EXERCISE |
Using the listing below, copy every line that mentions "name".

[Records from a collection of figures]

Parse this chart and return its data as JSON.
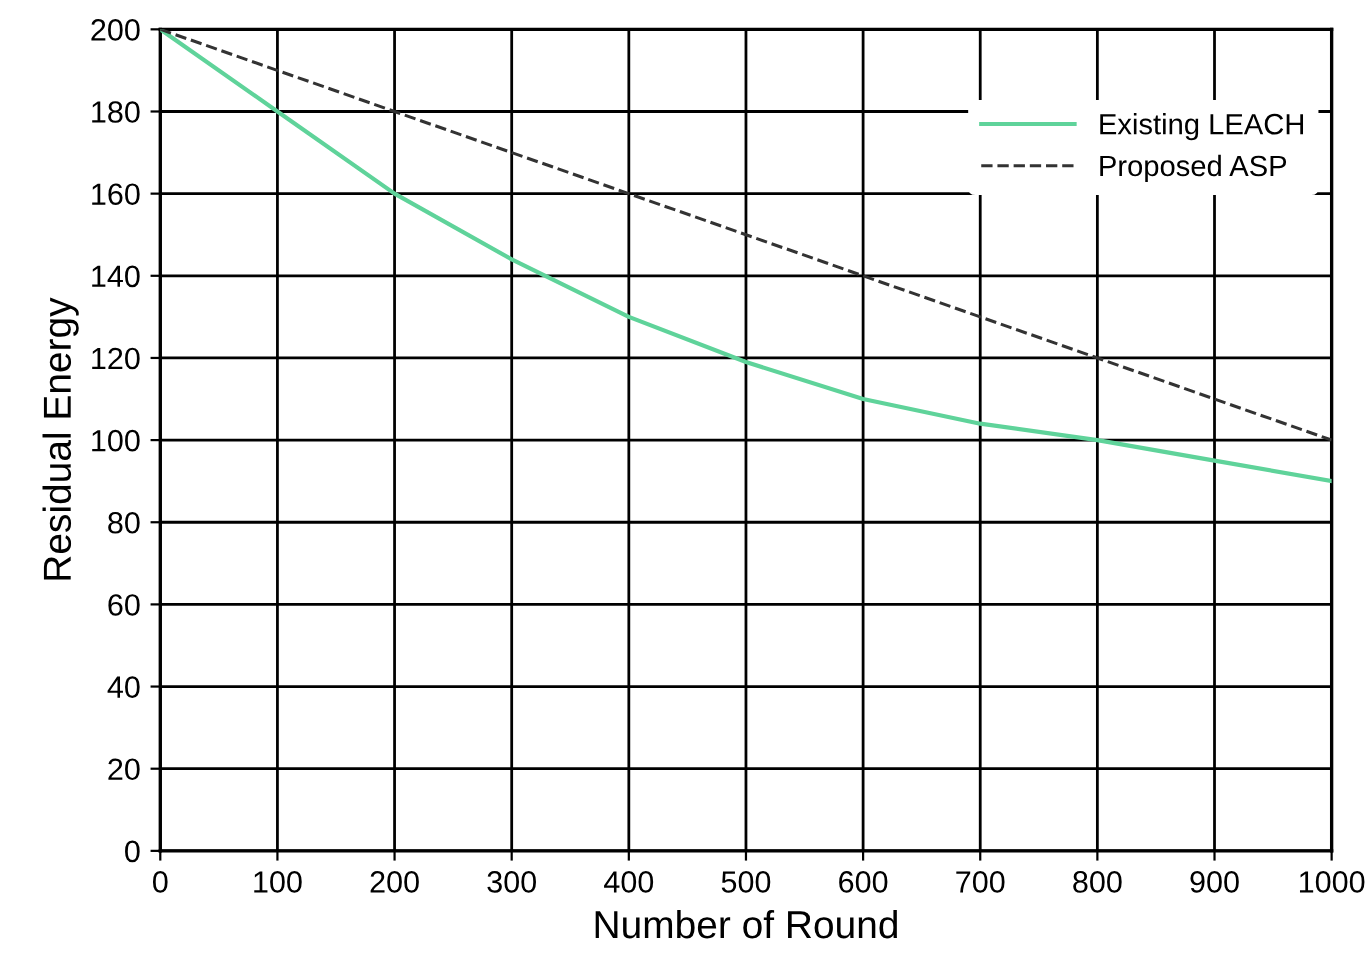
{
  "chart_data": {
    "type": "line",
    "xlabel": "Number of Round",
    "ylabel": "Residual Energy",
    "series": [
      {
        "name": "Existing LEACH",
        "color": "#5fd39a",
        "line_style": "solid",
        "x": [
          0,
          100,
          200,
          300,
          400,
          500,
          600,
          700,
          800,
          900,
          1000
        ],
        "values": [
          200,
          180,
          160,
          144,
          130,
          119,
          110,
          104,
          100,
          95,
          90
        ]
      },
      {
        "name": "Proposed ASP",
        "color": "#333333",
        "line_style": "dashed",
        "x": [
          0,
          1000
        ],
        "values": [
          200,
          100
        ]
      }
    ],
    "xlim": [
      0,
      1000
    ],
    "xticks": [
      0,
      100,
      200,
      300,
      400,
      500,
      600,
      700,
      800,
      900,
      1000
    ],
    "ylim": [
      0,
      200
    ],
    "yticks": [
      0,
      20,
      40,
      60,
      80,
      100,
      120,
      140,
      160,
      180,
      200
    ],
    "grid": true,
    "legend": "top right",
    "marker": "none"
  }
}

COMPLETED TASK |
        "name": "Existing LEACH",
        "name": "Proposed ASP",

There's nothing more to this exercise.